DATA FOR THE TASK
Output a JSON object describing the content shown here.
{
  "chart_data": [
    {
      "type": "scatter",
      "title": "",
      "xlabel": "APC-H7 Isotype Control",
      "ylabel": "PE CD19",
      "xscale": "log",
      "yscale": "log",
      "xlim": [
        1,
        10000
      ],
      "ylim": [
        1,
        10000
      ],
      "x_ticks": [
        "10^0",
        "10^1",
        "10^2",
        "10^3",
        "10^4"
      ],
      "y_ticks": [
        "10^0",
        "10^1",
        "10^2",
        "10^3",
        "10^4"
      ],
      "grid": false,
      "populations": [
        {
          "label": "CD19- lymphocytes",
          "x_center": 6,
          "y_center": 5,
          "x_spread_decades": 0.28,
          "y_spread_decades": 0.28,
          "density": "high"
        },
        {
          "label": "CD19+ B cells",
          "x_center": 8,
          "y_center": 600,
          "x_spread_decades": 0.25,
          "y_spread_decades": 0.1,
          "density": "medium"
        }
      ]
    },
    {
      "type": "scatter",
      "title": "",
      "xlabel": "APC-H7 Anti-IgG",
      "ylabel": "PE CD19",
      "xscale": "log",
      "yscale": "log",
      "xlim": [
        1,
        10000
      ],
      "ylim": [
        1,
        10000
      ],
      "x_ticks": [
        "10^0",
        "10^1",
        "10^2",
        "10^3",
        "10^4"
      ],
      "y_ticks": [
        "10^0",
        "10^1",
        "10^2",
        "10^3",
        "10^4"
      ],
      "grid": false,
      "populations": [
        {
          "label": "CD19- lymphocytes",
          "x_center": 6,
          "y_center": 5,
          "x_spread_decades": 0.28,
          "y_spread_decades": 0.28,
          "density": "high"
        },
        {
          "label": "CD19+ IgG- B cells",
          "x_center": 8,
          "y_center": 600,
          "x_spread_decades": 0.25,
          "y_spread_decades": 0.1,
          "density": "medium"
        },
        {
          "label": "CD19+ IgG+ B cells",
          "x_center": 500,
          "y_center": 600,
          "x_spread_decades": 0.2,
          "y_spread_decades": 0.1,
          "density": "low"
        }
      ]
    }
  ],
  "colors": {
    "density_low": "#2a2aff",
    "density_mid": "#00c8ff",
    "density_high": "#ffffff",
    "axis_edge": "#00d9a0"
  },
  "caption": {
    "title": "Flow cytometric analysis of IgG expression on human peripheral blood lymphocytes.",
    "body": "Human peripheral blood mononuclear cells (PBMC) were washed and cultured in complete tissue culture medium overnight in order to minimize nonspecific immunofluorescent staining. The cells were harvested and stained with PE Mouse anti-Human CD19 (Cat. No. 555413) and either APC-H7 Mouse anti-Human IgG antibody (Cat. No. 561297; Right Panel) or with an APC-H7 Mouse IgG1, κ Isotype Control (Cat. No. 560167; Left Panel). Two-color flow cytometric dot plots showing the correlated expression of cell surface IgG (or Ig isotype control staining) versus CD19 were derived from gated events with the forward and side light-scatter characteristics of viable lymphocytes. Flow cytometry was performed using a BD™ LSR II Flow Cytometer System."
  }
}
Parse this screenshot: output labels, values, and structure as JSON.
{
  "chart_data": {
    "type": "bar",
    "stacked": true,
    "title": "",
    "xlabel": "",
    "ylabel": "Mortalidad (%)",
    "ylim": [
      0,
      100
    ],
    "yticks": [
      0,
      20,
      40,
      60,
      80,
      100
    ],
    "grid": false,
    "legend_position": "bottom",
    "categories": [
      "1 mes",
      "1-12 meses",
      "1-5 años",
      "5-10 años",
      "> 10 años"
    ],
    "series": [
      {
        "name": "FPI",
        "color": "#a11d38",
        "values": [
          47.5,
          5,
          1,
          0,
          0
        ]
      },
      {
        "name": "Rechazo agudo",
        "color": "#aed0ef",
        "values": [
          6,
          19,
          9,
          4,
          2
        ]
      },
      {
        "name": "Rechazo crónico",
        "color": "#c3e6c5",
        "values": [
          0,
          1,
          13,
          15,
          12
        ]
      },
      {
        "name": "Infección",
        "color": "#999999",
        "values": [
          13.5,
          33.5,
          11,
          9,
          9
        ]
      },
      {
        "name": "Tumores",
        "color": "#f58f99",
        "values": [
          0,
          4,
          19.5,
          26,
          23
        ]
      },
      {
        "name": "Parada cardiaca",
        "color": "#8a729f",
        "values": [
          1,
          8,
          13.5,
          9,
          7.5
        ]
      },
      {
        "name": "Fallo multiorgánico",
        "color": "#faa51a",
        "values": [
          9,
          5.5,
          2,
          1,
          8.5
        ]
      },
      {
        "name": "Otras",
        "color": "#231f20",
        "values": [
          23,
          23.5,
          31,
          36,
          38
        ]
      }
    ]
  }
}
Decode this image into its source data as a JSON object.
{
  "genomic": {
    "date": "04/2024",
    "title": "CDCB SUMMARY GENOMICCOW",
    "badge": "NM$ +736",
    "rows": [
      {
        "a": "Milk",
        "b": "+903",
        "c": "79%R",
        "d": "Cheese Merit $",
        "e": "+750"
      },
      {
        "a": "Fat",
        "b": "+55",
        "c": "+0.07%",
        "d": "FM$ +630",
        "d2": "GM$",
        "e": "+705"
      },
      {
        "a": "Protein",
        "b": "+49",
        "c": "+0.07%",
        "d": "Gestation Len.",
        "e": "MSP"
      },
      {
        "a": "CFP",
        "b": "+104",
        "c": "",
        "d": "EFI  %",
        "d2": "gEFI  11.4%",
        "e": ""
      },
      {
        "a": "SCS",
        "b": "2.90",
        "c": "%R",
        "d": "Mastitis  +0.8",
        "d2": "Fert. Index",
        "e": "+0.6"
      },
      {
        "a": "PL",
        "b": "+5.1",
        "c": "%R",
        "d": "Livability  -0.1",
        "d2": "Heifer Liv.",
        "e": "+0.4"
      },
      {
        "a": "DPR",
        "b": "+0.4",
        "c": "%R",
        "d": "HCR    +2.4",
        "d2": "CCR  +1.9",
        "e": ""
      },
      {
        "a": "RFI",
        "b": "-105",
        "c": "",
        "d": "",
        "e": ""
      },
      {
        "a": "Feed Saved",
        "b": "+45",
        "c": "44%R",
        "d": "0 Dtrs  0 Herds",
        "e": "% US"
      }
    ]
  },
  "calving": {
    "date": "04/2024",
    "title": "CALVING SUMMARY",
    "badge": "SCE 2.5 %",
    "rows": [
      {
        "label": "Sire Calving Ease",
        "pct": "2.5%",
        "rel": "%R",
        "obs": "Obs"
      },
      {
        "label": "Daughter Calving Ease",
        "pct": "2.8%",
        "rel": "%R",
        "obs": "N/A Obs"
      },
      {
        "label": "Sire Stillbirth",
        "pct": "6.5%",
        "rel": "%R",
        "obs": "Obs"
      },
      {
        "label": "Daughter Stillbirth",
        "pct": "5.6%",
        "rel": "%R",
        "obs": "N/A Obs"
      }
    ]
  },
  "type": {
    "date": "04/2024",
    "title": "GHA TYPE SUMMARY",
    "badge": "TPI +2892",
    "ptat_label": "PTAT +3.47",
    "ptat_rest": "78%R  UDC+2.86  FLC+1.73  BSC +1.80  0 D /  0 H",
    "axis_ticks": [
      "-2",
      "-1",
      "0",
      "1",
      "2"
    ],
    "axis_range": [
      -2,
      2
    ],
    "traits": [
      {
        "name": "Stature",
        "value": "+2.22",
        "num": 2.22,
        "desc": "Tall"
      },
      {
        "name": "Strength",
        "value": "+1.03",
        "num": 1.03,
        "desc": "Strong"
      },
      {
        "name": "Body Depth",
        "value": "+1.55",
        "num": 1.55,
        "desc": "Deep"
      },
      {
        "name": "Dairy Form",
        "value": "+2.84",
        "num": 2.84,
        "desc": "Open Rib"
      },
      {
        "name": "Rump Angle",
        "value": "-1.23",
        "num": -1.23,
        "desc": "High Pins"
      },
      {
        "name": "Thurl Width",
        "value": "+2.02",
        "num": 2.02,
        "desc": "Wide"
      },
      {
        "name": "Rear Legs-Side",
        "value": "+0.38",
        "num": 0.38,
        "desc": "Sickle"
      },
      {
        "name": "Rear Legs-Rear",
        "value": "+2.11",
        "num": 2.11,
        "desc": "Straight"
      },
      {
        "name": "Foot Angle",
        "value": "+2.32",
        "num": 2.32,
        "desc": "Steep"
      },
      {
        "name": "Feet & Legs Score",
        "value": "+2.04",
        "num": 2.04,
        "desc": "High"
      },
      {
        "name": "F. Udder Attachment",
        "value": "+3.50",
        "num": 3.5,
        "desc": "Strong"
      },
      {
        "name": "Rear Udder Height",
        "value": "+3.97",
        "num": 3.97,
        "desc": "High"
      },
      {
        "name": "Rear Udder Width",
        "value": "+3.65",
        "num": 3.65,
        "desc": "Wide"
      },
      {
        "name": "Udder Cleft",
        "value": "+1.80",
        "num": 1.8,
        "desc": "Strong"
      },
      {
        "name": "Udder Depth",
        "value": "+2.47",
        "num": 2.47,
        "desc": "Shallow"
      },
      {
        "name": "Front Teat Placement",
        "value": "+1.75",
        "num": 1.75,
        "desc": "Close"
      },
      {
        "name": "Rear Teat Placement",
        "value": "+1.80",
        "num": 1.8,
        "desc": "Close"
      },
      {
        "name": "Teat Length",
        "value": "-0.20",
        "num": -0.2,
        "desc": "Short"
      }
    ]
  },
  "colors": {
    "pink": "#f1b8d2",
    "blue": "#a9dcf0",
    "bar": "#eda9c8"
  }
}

WORK ITEM
Scan the material for "title" and copy the lines that hold it.

SOLUTION FOR THIS TASK
      "title": "",
      "title": "",
    "title": "Flow cytometric analysis of IgG expression on human peripheral blood lymphocytes.",
    "title": "",
    "title": "CDCB SUMMARY GENOMICCOW",
    "title": "CALVING SUMMARY",
    "title": "GHA TYPE SUMMARY",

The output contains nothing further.